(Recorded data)
────────────────────

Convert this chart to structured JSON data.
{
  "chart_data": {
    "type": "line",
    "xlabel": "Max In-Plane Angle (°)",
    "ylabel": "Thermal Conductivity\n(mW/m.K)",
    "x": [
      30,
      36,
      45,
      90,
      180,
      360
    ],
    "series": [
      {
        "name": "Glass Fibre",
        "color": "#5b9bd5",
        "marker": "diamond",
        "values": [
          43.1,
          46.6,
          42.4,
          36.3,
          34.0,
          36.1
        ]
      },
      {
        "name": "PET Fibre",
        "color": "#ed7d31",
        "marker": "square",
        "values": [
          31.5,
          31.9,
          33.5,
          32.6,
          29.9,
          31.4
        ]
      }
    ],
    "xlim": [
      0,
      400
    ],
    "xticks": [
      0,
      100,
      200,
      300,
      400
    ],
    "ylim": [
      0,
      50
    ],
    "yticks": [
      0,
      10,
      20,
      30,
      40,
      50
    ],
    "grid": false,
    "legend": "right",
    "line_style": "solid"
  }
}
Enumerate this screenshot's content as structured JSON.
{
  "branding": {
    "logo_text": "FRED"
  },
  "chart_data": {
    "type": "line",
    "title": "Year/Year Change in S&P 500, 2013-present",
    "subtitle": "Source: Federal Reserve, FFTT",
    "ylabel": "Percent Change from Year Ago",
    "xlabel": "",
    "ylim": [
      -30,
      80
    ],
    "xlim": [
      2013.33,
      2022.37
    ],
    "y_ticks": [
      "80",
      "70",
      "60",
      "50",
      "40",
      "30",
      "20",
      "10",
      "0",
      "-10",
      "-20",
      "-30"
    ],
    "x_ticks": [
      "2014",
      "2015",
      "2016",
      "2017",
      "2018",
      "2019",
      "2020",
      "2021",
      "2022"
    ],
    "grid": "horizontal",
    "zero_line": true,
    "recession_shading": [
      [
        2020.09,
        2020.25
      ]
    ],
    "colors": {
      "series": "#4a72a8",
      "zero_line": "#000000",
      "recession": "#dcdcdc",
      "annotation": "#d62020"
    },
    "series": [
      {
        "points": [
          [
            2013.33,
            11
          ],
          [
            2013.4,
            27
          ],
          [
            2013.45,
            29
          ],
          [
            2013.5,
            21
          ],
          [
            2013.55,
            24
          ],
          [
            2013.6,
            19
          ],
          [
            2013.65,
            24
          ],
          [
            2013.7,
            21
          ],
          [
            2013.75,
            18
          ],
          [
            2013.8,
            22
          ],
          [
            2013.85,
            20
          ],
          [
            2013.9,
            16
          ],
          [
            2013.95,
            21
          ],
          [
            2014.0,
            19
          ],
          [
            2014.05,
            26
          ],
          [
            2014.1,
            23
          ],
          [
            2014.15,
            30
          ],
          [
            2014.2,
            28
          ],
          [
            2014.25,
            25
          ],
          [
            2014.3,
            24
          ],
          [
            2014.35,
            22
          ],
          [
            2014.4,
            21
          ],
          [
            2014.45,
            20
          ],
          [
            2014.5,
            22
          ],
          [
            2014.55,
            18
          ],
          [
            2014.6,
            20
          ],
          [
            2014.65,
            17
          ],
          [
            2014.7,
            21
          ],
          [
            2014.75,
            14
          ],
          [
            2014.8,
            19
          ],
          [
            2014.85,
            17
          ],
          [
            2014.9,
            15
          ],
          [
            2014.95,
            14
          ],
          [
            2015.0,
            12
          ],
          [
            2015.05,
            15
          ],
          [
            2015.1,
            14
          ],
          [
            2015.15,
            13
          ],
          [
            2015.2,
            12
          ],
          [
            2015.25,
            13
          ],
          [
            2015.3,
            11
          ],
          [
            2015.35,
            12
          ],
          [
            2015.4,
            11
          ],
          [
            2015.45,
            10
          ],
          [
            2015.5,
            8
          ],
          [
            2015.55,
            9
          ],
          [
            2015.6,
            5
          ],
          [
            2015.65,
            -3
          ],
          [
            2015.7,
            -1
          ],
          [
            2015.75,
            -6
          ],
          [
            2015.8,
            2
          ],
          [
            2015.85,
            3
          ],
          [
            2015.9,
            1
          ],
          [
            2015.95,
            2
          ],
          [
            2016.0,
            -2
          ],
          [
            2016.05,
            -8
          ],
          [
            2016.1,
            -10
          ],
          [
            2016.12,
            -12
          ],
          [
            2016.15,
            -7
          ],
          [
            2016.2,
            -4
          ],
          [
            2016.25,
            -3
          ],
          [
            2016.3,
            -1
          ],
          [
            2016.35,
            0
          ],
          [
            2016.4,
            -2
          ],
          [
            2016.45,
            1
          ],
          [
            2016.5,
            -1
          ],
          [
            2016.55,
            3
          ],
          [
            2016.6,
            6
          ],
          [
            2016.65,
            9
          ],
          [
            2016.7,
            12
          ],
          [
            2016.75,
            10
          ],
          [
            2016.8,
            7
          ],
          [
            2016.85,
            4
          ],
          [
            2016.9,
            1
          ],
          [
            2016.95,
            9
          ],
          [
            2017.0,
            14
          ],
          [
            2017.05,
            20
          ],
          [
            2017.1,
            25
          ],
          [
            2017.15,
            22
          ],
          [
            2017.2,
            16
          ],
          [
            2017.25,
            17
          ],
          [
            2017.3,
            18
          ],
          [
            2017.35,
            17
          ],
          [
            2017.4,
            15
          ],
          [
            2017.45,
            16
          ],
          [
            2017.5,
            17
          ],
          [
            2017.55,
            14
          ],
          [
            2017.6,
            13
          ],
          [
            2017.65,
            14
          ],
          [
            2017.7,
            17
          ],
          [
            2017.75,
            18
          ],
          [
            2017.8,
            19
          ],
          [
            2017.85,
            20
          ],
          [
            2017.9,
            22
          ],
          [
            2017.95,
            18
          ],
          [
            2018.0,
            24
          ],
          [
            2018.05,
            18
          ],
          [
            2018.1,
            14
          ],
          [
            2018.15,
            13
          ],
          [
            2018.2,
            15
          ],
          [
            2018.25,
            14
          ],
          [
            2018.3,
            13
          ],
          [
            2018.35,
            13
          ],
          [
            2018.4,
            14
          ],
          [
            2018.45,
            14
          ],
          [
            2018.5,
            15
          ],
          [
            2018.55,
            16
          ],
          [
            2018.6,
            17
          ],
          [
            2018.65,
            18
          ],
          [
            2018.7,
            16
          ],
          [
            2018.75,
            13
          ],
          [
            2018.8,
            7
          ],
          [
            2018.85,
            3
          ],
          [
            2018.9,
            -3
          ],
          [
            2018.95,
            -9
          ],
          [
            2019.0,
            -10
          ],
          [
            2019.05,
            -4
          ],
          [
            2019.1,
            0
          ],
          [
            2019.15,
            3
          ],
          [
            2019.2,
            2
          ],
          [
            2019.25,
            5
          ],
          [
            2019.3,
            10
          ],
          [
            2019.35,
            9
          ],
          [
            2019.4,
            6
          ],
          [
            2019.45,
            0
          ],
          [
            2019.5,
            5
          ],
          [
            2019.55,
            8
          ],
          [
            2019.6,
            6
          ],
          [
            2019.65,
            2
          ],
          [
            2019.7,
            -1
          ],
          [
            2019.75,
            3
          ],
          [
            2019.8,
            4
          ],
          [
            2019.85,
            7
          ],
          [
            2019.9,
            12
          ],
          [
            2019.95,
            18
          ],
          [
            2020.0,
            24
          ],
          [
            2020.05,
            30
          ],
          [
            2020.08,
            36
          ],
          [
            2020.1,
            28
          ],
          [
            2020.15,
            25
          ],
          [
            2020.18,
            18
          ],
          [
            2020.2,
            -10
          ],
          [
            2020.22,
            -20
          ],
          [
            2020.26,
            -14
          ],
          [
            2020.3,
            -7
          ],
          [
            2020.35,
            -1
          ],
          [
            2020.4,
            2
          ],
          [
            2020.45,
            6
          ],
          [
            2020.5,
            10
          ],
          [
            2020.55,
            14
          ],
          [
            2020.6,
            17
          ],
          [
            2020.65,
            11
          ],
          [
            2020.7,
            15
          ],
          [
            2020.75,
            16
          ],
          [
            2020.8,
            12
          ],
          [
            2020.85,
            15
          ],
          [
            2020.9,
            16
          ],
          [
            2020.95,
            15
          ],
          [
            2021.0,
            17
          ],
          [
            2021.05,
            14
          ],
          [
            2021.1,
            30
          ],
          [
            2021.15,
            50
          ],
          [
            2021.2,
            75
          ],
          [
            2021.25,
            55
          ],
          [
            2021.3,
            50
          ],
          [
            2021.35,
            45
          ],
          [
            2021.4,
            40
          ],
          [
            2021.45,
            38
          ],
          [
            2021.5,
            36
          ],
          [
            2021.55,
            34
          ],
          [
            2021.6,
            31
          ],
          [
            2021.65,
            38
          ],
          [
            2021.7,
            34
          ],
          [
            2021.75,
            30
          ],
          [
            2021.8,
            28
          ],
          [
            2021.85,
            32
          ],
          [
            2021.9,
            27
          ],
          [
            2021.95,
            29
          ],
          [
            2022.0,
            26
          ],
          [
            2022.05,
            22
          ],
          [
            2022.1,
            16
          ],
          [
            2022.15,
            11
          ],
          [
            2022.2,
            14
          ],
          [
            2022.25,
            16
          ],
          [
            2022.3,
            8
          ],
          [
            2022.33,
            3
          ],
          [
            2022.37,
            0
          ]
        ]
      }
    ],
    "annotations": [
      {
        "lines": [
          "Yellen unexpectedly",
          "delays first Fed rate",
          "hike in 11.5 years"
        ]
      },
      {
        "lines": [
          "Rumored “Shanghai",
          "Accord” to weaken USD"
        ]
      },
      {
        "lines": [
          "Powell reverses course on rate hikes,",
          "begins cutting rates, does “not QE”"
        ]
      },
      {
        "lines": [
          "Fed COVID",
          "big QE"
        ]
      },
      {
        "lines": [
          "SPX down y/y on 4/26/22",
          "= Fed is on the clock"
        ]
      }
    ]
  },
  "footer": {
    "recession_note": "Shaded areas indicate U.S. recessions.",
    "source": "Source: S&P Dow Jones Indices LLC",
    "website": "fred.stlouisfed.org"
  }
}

────────────────────

**GIVEN REQUEST:** Show every line from the listing above in which the string "Source" appears.

**FINISHED ANSWER:**
    "subtitle": "Source: Federal Reserve, FFTT",
    "source": "Source: S&P Dow Jones Indices LLC",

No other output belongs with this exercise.